### GIVEN TEXT
# Harware removal



## sesing (Feb 26, 2009)

Can anyone direct me to the guidelines that state hardware removal cannot be separately coded, if the removal was necessary to perform another procedure?  I need to show something to our surgeons who claim this is a separate procedure and billable.
Thanks!


----------



## loree50 (Feb 26, 2009)

*Loree Morris RN, CPC*

The AAOS issued a Coder's Pink Sheet  May 1, 2004 which states "CMS,AAOS and AMA all agree that when the procedure is part of another larger procedure, you don't bill 20680 at all, it's included in the global payment Correct Coding Initiative. This is spelled out in the NCCI policy chapter 4, section D, fractures"  Also CPT Assistant gives an example of a case of hardware removal that was difficult but still not billable it was CPT Assistant March 1992 I do not have further reference on that one but if you have computer access to CPT Assistant you can do a search and it should bring it up. The AAOS Pink sheet however has quite a bit information in it about hardware removal and how to code and bill it. The  AAOS also put out a bulletin in June 2004 with more information on hardware removal if you can get that from the AAOS. Here is the web for that: http://www.aaos.org/wordhtml/bulletin/jun04/code.htm


----------



## RebeccaWoodward* (Feb 26, 2009)

7. There are CPT codes (20670 and 20680) for removal of internal fixation devices (e.g., pin, rod). These codes are not separately reportable if the removal is performed as a necessary integral component of another procedure. For example, if revision of an open fracture repair for nonunion or malunion of bone requires removal of a previously inserted pin, CPT code 20670 or 20680 is not separately reportable

http://www.cms.hhs.gov/NationalCorrectCodInitEd/

Click on *NCCI Policy Manual*-Open *PDF Chapter 4*


----------

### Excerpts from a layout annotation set
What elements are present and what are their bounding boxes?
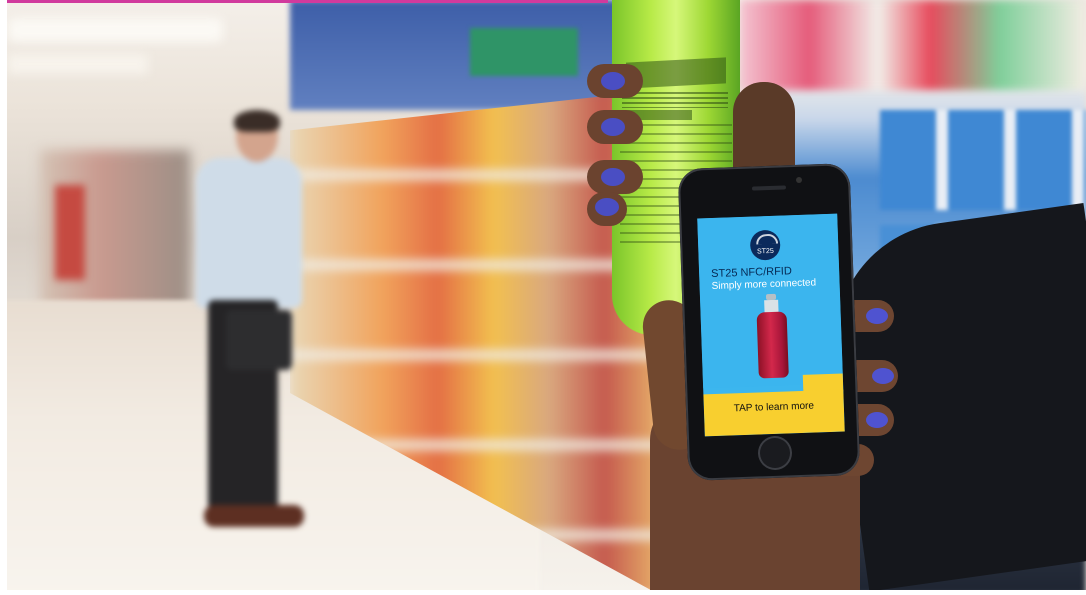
fingernail	[595, 198, 619, 216]
top-accent-bar	[0, 0, 608, 3]
fingernail	[601, 72, 625, 90]
finger	[587, 64, 643, 98]
shopper-shirt	[196, 158, 302, 308]
bottle-body	[756, 311, 789, 379]
fingernail	[601, 118, 625, 136]
finger	[587, 160, 643, 194]
shopper	[186, 110, 316, 540]
fingernail	[872, 368, 894, 384]
left-border	[0, 0, 7, 595]
shopper-shoes	[204, 505, 304, 527]
product-row	[880, 110, 1086, 210]
red-panel	[55, 185, 85, 280]
phone-screen[interactable]: ST25 ST25 NFC/RFID Simply more connected…	[697, 213, 845, 437]
fingernail	[866, 412, 888, 428]
aisle-sign	[470, 28, 578, 76]
logo-text: ST25	[756, 247, 774, 255]
juice-bottle-image	[754, 293, 791, 380]
ceiling-light	[8, 54, 148, 74]
camera-icon	[796, 177, 802, 183]
shopper-hair	[234, 110, 280, 132]
store-photo: ST25 ST25 NFC/RFID Simply more connected…	[0, 0, 1086, 595]
bottom-border	[0, 590, 1086, 595]
finger	[587, 192, 627, 226]
fingernail	[601, 168, 625, 186]
ceiling-light	[8, 18, 223, 42]
fingernail	[866, 308, 888, 324]
finger	[587, 110, 643, 144]
shopping-basket	[226, 310, 292, 370]
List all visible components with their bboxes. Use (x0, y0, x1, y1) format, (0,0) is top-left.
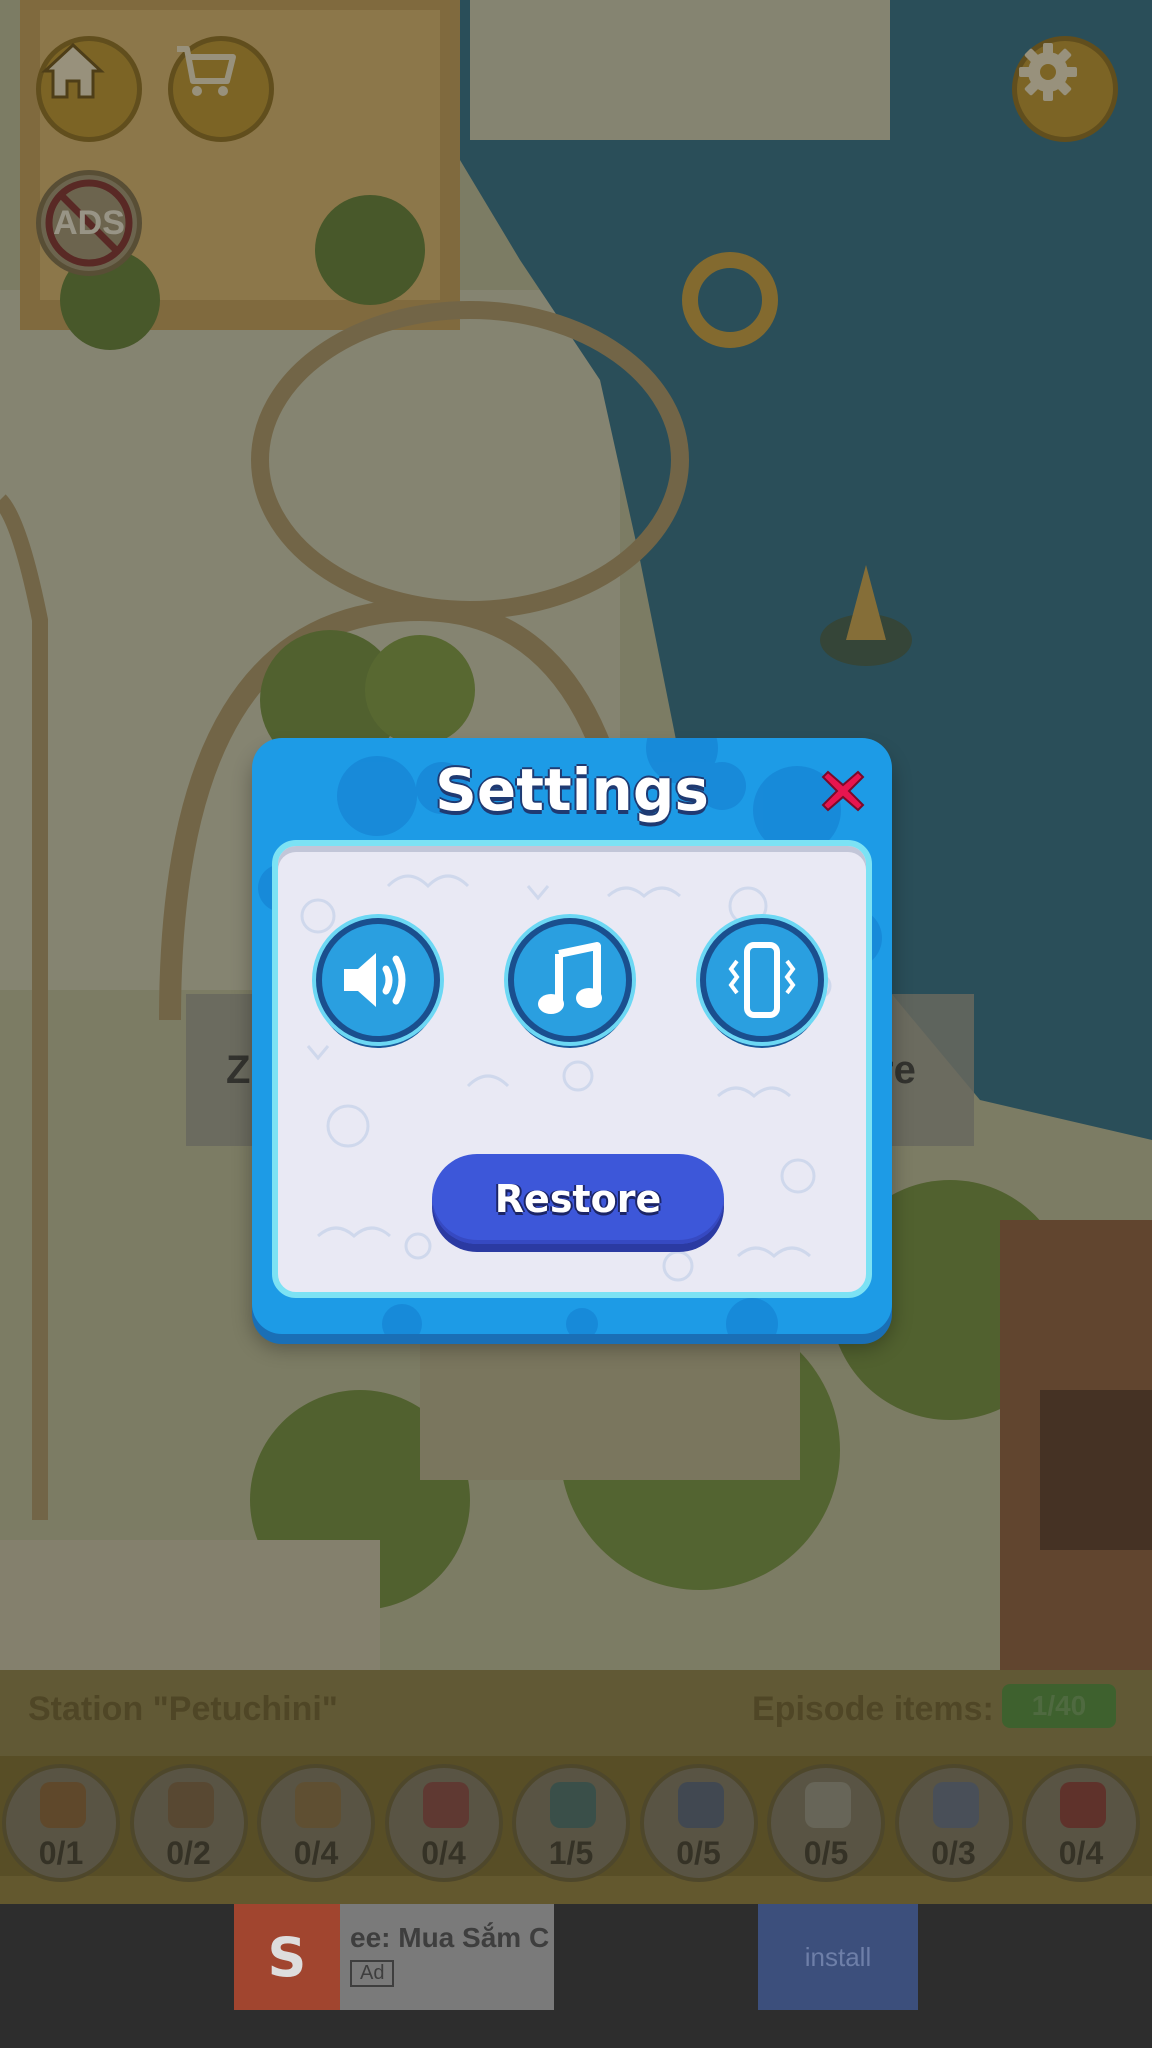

### EXERCISE
Which two CPT codes does the hardware removal thread give for removal of internal fixation devices?

### THE OUTPUT
20670 and 20680.